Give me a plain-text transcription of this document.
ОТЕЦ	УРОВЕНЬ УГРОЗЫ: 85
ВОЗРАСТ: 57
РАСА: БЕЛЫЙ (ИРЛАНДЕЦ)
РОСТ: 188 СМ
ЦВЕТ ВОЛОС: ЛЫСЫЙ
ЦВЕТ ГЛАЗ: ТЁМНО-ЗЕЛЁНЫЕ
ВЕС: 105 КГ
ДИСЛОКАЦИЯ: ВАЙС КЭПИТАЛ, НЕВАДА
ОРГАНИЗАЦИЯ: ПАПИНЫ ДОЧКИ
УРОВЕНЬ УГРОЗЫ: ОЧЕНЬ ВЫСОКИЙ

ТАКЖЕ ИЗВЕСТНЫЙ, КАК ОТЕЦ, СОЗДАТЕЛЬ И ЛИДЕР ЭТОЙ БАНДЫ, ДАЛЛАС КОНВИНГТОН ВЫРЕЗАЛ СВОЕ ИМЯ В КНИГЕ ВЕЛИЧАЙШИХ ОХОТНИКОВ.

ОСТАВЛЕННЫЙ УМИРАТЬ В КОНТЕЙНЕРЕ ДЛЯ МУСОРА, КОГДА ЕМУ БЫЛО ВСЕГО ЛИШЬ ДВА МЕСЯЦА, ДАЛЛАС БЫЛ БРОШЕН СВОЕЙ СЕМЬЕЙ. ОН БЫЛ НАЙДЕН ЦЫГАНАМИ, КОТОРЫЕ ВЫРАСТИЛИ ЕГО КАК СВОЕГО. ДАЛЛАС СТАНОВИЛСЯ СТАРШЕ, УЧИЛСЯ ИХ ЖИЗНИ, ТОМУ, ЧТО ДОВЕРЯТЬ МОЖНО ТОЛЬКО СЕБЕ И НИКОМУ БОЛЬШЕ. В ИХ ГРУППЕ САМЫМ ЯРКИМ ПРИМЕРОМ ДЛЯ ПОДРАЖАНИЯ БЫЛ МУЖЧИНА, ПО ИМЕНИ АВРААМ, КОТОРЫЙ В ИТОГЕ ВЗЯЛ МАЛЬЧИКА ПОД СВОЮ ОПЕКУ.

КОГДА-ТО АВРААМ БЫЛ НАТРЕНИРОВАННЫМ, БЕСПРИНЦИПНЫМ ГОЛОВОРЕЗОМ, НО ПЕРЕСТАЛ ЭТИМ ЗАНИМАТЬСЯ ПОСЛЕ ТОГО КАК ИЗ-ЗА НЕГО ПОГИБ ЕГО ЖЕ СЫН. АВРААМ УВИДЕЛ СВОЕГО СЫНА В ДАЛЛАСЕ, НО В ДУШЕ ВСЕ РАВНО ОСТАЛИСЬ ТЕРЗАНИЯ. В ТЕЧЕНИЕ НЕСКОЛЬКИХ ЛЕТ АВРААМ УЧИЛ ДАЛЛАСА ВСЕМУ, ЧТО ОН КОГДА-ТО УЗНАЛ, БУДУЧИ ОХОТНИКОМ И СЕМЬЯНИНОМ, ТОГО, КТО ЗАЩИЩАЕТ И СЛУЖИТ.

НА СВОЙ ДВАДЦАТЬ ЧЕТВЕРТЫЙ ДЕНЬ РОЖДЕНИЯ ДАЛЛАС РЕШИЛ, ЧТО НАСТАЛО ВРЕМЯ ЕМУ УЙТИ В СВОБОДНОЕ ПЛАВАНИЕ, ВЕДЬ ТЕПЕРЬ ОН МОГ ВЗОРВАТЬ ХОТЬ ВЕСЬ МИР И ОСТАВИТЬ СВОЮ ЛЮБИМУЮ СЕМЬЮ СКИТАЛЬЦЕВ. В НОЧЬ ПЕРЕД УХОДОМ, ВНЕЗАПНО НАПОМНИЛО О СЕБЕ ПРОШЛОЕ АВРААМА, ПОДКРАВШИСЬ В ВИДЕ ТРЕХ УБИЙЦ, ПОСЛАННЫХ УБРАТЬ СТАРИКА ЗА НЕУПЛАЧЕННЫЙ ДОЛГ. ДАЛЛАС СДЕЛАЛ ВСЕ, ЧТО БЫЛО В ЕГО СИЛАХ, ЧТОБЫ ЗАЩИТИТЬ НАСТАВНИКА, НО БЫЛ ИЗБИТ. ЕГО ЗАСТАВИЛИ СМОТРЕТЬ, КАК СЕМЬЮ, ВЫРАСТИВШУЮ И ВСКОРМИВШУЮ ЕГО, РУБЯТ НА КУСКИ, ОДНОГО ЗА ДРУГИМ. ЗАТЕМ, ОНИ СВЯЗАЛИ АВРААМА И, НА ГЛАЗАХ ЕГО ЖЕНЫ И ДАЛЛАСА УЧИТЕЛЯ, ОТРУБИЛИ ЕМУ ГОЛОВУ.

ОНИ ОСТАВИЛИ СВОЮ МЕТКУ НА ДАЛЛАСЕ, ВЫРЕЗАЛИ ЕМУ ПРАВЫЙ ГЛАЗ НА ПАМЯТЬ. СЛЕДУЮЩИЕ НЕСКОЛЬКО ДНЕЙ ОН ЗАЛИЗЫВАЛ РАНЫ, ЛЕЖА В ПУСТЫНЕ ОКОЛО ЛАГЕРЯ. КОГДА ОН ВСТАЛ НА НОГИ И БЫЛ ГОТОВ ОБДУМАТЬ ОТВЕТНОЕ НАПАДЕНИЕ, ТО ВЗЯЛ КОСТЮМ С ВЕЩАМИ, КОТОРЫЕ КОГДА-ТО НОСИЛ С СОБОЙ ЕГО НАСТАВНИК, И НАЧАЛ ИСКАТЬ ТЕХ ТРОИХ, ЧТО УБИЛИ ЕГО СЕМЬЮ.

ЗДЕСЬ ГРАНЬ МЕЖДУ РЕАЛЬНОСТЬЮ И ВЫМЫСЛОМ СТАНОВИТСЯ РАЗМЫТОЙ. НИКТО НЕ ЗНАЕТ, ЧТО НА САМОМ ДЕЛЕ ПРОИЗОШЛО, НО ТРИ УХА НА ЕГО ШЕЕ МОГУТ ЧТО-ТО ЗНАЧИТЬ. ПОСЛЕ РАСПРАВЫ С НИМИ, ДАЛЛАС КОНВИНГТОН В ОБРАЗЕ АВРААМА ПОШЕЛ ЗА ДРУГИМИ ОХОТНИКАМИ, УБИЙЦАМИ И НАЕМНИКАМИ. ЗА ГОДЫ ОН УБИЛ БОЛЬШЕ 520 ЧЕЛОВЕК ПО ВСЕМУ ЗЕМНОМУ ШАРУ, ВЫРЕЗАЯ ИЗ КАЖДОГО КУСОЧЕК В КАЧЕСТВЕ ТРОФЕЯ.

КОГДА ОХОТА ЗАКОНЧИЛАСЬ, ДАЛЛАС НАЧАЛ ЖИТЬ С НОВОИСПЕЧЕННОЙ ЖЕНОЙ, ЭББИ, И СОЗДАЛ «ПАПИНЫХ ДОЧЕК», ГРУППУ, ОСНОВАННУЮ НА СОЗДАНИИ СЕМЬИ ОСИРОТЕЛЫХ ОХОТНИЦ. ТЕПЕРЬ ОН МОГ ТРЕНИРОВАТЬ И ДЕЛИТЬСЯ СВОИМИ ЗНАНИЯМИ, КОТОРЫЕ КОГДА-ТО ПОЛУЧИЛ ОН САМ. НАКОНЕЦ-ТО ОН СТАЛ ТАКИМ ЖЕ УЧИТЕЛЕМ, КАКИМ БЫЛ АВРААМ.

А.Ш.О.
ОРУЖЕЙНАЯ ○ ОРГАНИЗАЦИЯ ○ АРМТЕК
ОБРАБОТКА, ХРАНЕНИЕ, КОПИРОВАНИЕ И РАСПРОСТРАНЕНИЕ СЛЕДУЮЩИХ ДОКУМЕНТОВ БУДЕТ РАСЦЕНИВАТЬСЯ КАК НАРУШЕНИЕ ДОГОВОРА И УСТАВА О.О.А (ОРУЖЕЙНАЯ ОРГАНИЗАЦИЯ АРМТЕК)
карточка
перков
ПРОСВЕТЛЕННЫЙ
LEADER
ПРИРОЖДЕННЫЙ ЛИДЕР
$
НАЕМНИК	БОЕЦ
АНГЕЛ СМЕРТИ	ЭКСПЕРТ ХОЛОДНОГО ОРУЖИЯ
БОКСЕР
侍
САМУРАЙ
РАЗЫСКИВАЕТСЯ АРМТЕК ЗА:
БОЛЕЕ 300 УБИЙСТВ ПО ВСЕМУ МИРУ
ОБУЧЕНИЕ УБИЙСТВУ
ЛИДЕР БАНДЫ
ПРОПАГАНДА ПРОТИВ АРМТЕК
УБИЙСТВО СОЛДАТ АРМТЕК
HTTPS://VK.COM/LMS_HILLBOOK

□ □ □ □ □

EXERCISE: Locate each line with the word "ОРГАНИЗАЦИЯ" and copy it.

REPLY:
ОРГАНИЗАЦИЯ: ПАПИНЫ ДОЧКИ
ОРУЖЕЙНАЯ ○ ОРГАНИЗАЦИЯ ○ АРМТЕК
ОБРАБОТКА, ХРАНЕНИЕ, КОПИРОВАНИЕ И РАСПРОСТРАНЕНИЕ СЛЕДУЮЩИХ ДОКУМЕНТОВ БУДЕТ РАСЦЕНИВАТЬСЯ КАК НАРУШЕНИЕ ДОГОВОРА И УСТАВА О.О.А (ОРУЖЕЙНАЯ ОРГАНИЗАЦИЯ АРМТЕК)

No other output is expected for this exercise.